## DIRECTION
Which lines in the listing contain the string "阳台上怎么种植盆栽葡萄"? Locate each one and copy it out.

..............................

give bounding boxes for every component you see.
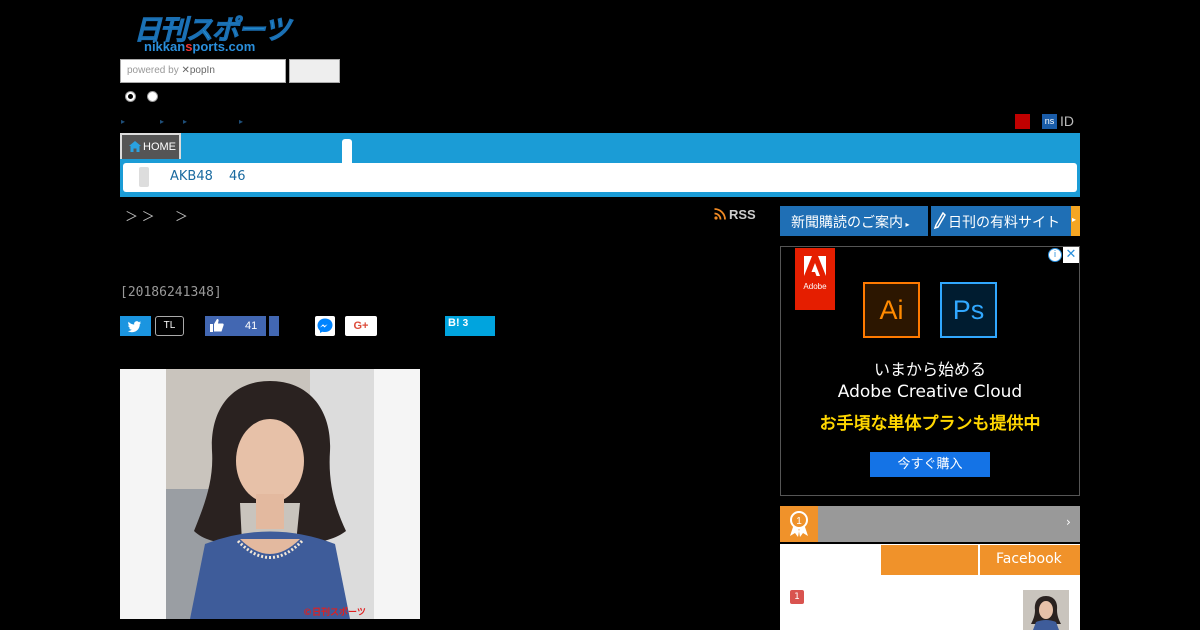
sub-nav-pill — [139, 167, 149, 187]
twitter-bird-icon — [127, 321, 141, 333]
article-datetime: [20186241348] — [120, 285, 222, 300]
search-input[interactable]: powered by ✕popIn — [120, 59, 286, 83]
hatena-label: B! — [448, 317, 460, 329]
ranking-badge: 1 — [780, 506, 818, 542]
ranking-thumbnail-image — [1031, 596, 1061, 630]
facebook-count: 41 — [245, 320, 258, 332]
ranking-tab-facebook[interactable]: Facebook — [980, 545, 1080, 575]
adobe-logo: Adobe — [795, 248, 835, 310]
pencil-icon — [934, 212, 946, 230]
ranking-badge-number: 1 — [796, 516, 802, 527]
ranking-header[interactable] — [780, 506, 1080, 542]
top-nav-marker[interactable]: ▸ — [183, 117, 187, 126]
search-placeholder: powered by ✕popIn — [127, 65, 215, 76]
hatena-bookmark-button[interactable]: B! 3 — [445, 316, 495, 336]
facebook-like-button[interactable]: 41 — [205, 316, 266, 336]
site-logo[interactable]: 日刊スポーツ nikkansports.com — [130, 8, 290, 56]
rss-label: RSS — [729, 207, 756, 222]
ad-info-icon[interactable]: i — [1048, 248, 1062, 262]
ad-line-3: お手頃な単体プランも提供中 — [819, 414, 1041, 434]
hatena-count: 3 — [462, 318, 469, 329]
tab-active-marker[interactable] — [342, 139, 352, 165]
rss-icon — [714, 208, 726, 220]
search-scope-radio-2[interactable] — [147, 91, 158, 102]
illustrator-icon: Ai — [863, 282, 920, 338]
home-icon — [129, 141, 141, 152]
tab-home-label: HOME — [143, 141, 176, 153]
rss-link[interactable]: RSS — [714, 207, 756, 222]
messenger-icon — [317, 318, 333, 333]
search-scope-radio-1[interactable] — [125, 91, 136, 102]
paid-site-arrow[interactable]: ▸ — [1071, 206, 1080, 236]
ranking-tab[interactable] — [881, 545, 978, 575]
thumbs-up-icon — [210, 319, 224, 332]
top-nav-marker[interactable]: ▸ — [239, 117, 243, 126]
top-nav-marker[interactable]: ▸ — [160, 117, 164, 126]
paid-site-label: 日刊の有料サイト — [948, 215, 1060, 231]
ad-close-icon[interactable]: ✕ — [1063, 247, 1079, 263]
adobe-brand-label: Adobe — [803, 282, 827, 291]
facebook-share-button[interactable] — [269, 316, 279, 336]
search-button[interactable] — [289, 59, 340, 83]
ranking-item-thumbnail[interactable] — [1023, 590, 1069, 630]
twitter-share-button[interactable] — [120, 316, 151, 336]
top-nav-marker[interactable]: ▸ — [121, 117, 125, 126]
arrow-right-icon: ▸ — [903, 220, 910, 229]
logo-en-text: nikkansports.com — [144, 39, 256, 54]
ranking-item-number: 1 — [790, 590, 804, 604]
subscribe-label: 新聞購読のご案内 — [791, 215, 903, 231]
tab-home[interactable]: HOME — [120, 133, 181, 159]
adobe-a-icon — [804, 256, 826, 276]
photoshop-icon: Ps — [940, 282, 997, 338]
article-photo[interactable] — [120, 369, 420, 619]
photo-credit: ©日刊スポーツ — [303, 608, 366, 618]
article-photo-image — [120, 369, 420, 619]
ad-buy-button[interactable]: 今すぐ購入 — [870, 452, 990, 477]
sub-nav-link-akb48[interactable]: AKB48 — [170, 169, 213, 184]
arrow-right-icon: ▸ — [1072, 215, 1077, 224]
ad-line-2: Adobe Creative Cloud — [837, 382, 1023, 402]
ribbon-medal-icon: 1 — [790, 511, 808, 537]
ns-badge-icon[interactable]: ns — [1042, 114, 1057, 129]
paid-site-link[interactable]: 日刊の有料サイト — [931, 206, 1080, 236]
ad-line-1: いまから始める — [873, 360, 986, 379]
messenger-button[interactable] — [315, 316, 335, 336]
twitter-timeline-button[interactable]: TL — [155, 316, 184, 336]
subscribe-link[interactable]: 新聞購読のご案内 ▸ — [780, 206, 928, 236]
login-id-link[interactable]: ID — [1060, 113, 1074, 129]
sub-nav: AKB48 46 — [123, 163, 1077, 192]
chevron-right-icon[interactable]: › — [1066, 515, 1071, 529]
google-plus-button[interactable]: G+ — [345, 316, 377, 336]
breadcrumb[interactable]: ＞ ＞ ＞ — [125, 206, 188, 225]
sub-nav-link-46[interactable]: 46 — [229, 169, 246, 184]
red-square-icon[interactable] — [1015, 114, 1030, 129]
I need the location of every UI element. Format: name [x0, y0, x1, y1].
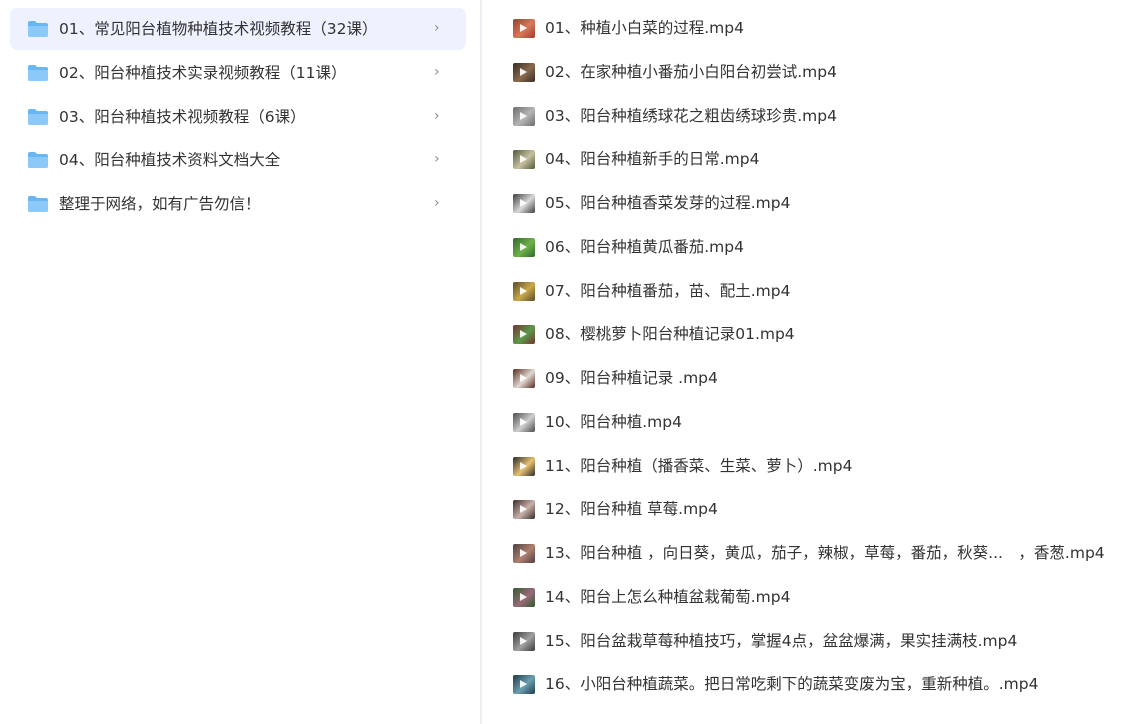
file-name: 04、阳台种植新手的日常.mp4 — [545, 150, 760, 169]
folder-row[interactable]: 04、阳台种植技术资料文档大全 › — [10, 139, 466, 181]
file-row[interactable]: 15、阳台盆栽草莓种植技巧，掌握4点，盆盆爆满，果实挂满枝.mp4 — [482, 621, 1145, 665]
file-row[interactable]: 12、阳台种植 草莓.mp4 — [482, 489, 1145, 533]
file-row[interactable]: 08、樱桃萝卜阳台种植记录01.mp4 — [482, 314, 1145, 358]
play-icon — [520, 67, 527, 76]
file-row[interactable]: 01、种植小白菜的过程.mp4 — [482, 8, 1145, 52]
video-thumbnail-icon — [513, 19, 535, 38]
play-icon — [520, 286, 527, 295]
play-icon — [520, 199, 527, 207]
file-row[interactable]: 11、阳台种植（播香菜、生菜、萝卜）.mp4 — [482, 446, 1145, 490]
folder-icon — [27, 195, 49, 213]
play-icon — [520, 549, 527, 557]
file-row[interactable]: 13、阳台种植 ，向日葵，黄瓜，茄子，辣椒，草莓，番茄，秋葵... ，香葱.mp… — [482, 533, 1145, 577]
file-name: 16、小阳台种植蔬菜。把日常吃剩下的蔬菜变废为宝，重新种植。.mp4 — [545, 675, 1039, 694]
video-thumbnail-icon — [513, 675, 535, 695]
play-icon — [520, 330, 527, 339]
video-thumbnail-icon — [513, 281, 535, 301]
file-name: 14、阳台上怎么种植盆栽葡萄.mp4 — [545, 587, 791, 606]
folder-icon — [27, 20, 49, 38]
file-name: 03、阳台种植绣球花之粗齿绣球珍贵.mp4 — [545, 106, 837, 125]
video-thumbnail-icon — [513, 194, 535, 213]
file-row[interactable]: 04、阳台种植新手的日常.mp4 — [482, 139, 1145, 183]
folder-label: 04、阳台种植技术资料文档大全 — [59, 151, 281, 170]
chevron-right-icon: › — [434, 20, 440, 36]
folder-row[interactable]: 02、阳台种植技术实录视频教程（11课） › — [10, 52, 466, 94]
play-icon — [520, 680, 527, 689]
file-row[interactable]: 02、在家种植小番茄小白阳台初尝试.mp4 — [482, 52, 1145, 96]
file-row[interactable]: 03、阳台种植绣球花之粗齿绣球珍贵.mp4 — [482, 96, 1145, 140]
file-name: 02、在家种植小番茄小白阳台初尝试.mp4 — [545, 62, 837, 81]
file-row[interactable]: 14、阳台上怎么种植盆栽葡萄.mp4 — [482, 577, 1145, 621]
folder-label: 整理于网络，如有广告勿信！ — [59, 195, 261, 213]
file-name: 06、阳台种植黄瓜番茄.mp4 — [545, 237, 744, 256]
file-name: 08、樱桃萝卜阳台种植记录01.mp4 — [545, 325, 795, 344]
play-icon — [520, 24, 527, 32]
file-row[interactable]: 06、阳台种植黄瓜番茄.mp4 — [482, 227, 1145, 271]
folder-icon — [27, 64, 49, 82]
file-list-panel: 01、种植小白菜的过程.mp4 02、在家种植小番茄小白阳台初尝试.mp4 03、阳… — [482, 0, 1145, 724]
folder-label: 01、常见阳台植物种植技术视频教程（32课） — [59, 20, 378, 38]
file-name: 01、种植小白菜的过程.mp4 — [545, 19, 744, 37]
file-name: 05、阳台种植香菜发芽的过程.mp4 — [545, 194, 791, 212]
video-thumbnail-icon — [513, 237, 535, 257]
play-icon — [520, 461, 527, 470]
folder-label: 03、阳台种植技术视频教程（6课） — [59, 107, 306, 126]
video-thumbnail-icon — [513, 106, 535, 126]
play-icon — [520, 636, 527, 645]
file-row[interactable]: 09、阳台种植记录 .mp4 — [482, 358, 1145, 402]
play-icon — [520, 155, 527, 164]
video-thumbnail-icon — [513, 631, 535, 651]
video-thumbnail-icon — [513, 412, 535, 432]
video-thumbnail-icon — [513, 500, 535, 520]
play-icon — [520, 242, 527, 251]
chevron-right-icon: › — [434, 63, 440, 80]
file-name: 12、阳台种植 草莓.mp4 — [545, 500, 718, 519]
video-thumbnail-icon — [513, 456, 535, 476]
video-thumbnail-icon — [513, 150, 535, 170]
folder-label: 02、阳台种植技术实录视频教程（11课） — [59, 63, 347, 82]
file-row[interactable]: 07、阳台种植番茄，苗、配土.mp4 — [482, 271, 1145, 315]
video-thumbnail-icon — [513, 544, 535, 563]
folder-row[interactable]: 01、常见阳台植物种植技术视频教程（32课） › — [10, 8, 466, 50]
play-icon — [520, 592, 527, 601]
file-row[interactable]: 05、阳台种植香菜发芽的过程.mp4 — [482, 183, 1145, 227]
chevron-right-icon: › — [434, 151, 440, 168]
folder-icon — [27, 151, 49, 169]
folder-list-panel: 01、常见阳台植物种植技术视频教程（32课） › 02、阳台种植技术实录视频教程（1… — [0, 0, 478, 724]
file-row[interactable]: 10、阳台种植.mp4 — [482, 402, 1145, 446]
file-row[interactable]: 16、小阳台种植蔬菜。把日常吃剩下的蔬菜变废为宝，重新种植。.mp4 — [482, 664, 1145, 708]
chevron-right-icon: › — [434, 107, 440, 124]
folder-row[interactable]: 整理于网络，如有广告勿信！ › — [10, 183, 466, 225]
video-thumbnail-icon — [513, 62, 535, 82]
folder-row[interactable]: 03、阳台种植技术视频教程（6课） › — [10, 96, 466, 138]
video-thumbnail-icon — [513, 587, 535, 607]
video-thumbnail-icon — [513, 369, 535, 388]
chevron-right-icon: › — [434, 195, 440, 211]
folder-icon — [27, 108, 49, 126]
file-name: 11、阳台种植（播香菜、生菜、萝卜）.mp4 — [545, 456, 853, 475]
file-name: 10、阳台种植.mp4 — [545, 412, 682, 431]
play-icon — [520, 111, 527, 120]
play-icon — [520, 505, 527, 514]
file-name: 07、阳台种植番茄，苗、配土.mp4 — [545, 281, 791, 300]
file-name: 09、阳台种植记录 .mp4 — [545, 369, 718, 387]
play-icon — [520, 374, 527, 382]
file-name: 15、阳台盆栽草莓种植技巧，掌握4点，盆盆爆满，果实挂满枝.mp4 — [545, 631, 1018, 650]
video-thumbnail-icon — [513, 325, 535, 345]
file-name: 13、阳台种植 ，向日葵，黄瓜，茄子，辣椒，草莓，番茄，秋葵... ，香葱.mp… — [545, 544, 1105, 562]
play-icon — [520, 417, 527, 426]
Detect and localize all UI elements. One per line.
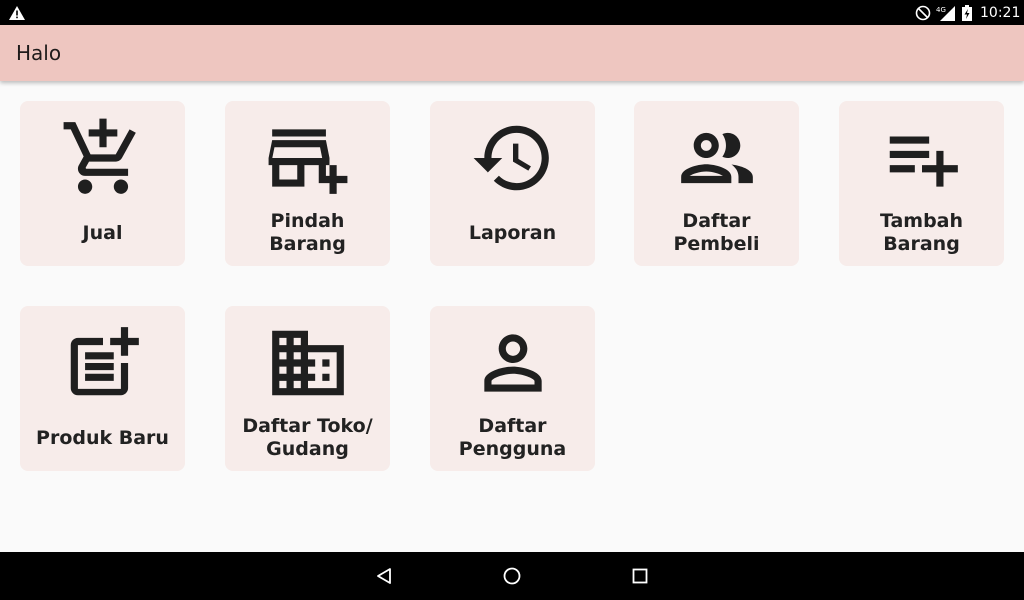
history-icon	[470, 115, 556, 201]
do-not-disturb-icon	[915, 0, 931, 25]
navigation-bar	[0, 552, 1024, 600]
menu-item-daftar-pembeli[interactable]: Daftar Pembeli	[634, 101, 799, 266]
menu-item-produk-baru[interactable]: Produk Baru	[20, 306, 185, 471]
menu-item-daftar-toko-gudang[interactable]: Daftar Toko/ Gudang	[225, 306, 390, 471]
menu-item-laporan[interactable]: Laporan	[430, 101, 595, 266]
add-business-icon	[265, 115, 351, 201]
menu-item-jual[interactable]: Jual	[20, 101, 185, 266]
menu-item-label: Laporan	[468, 221, 557, 244]
status-time: 10:21	[980, 4, 1021, 21]
menu-item-pindah-barang[interactable]: Pindah Barang	[225, 101, 390, 266]
recent-apps-icon[interactable]	[628, 564, 652, 588]
menu-item-label: Daftar Pengguna	[458, 415, 567, 460]
status-bar: 4G 10:21	[0, 0, 1024, 25]
add-shopping-cart-icon	[60, 115, 146, 201]
menu-item-label: Produk Baru	[36, 426, 169, 449]
person-icon	[470, 320, 556, 406]
post-add-icon	[60, 320, 146, 406]
menu-item-label: Daftar Pembeli	[673, 210, 760, 255]
network-type-label: 4G	[936, 6, 946, 14]
menu-item-daftar-pengguna[interactable]: Daftar Pengguna	[430, 306, 595, 471]
domain-icon	[265, 320, 351, 406]
signal-icon: 4G	[936, 0, 956, 25]
menu-item-label: Daftar Toko/ Gudang	[242, 415, 373, 460]
page-title: Halo	[16, 41, 62, 65]
menu-item-tambah-barang[interactable]: Tambah Barang	[839, 101, 1004, 266]
warning-icon	[9, 0, 25, 25]
playlist-add-icon	[879, 115, 965, 201]
people-icon	[674, 115, 760, 201]
menu-item-label: Jual	[82, 221, 123, 244]
back-icon[interactable]	[372, 564, 396, 588]
app-bar: Halo	[0, 25, 1024, 81]
home-icon[interactable]	[500, 564, 524, 588]
menu-item-label: Pindah Barang	[269, 210, 346, 255]
menu-item-label: Tambah Barang	[879, 210, 964, 255]
battery-charging-icon	[962, 0, 972, 25]
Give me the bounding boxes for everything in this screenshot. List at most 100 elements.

..............................

## OUTPUT FOR THIS EXERCISE
file-name: 14、阳台上怎么种植盆栽葡萄.mp4 — [545, 587, 791, 606]
file-row[interactable]: 14、阳台上怎么种植盆栽葡萄.mp4 — [482, 577, 1145, 621]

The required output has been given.